Extracted data entries:
▼

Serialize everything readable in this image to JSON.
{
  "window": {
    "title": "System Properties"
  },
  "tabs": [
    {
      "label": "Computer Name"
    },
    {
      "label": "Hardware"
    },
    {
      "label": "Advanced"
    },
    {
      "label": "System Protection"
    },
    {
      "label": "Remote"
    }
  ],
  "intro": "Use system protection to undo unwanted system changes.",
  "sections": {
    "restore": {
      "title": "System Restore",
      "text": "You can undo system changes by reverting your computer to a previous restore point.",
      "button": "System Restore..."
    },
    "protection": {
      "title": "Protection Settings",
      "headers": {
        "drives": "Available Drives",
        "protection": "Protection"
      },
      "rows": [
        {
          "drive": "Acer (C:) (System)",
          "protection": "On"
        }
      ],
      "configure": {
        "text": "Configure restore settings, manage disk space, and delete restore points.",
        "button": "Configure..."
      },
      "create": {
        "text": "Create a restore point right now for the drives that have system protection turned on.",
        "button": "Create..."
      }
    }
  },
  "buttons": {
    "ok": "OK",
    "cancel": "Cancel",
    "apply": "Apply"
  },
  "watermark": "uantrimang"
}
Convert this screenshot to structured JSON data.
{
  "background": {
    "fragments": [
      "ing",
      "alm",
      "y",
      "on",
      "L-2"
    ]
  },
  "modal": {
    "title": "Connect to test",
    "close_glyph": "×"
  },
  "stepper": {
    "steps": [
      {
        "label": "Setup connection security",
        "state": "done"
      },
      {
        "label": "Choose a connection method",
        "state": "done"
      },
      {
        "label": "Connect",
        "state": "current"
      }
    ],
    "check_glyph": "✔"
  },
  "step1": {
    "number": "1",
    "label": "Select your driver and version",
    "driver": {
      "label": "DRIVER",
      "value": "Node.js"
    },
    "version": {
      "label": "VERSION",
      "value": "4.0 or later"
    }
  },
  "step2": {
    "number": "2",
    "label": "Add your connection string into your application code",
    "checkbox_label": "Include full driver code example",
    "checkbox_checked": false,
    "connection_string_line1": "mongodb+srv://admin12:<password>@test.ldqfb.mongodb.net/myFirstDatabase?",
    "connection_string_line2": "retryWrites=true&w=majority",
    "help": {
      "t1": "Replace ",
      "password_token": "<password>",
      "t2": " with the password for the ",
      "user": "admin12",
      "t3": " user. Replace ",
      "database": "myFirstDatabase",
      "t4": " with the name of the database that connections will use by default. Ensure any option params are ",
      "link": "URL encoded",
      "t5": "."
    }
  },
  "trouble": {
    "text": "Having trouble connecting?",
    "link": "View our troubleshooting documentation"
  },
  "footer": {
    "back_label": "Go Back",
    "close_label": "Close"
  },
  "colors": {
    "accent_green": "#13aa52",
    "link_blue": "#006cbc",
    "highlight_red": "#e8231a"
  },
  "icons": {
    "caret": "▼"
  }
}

▲

» **Do this**: Check every line of the entries above for the word "your" and report how many lines contain it, giving the number only.

» **Task solution**: 3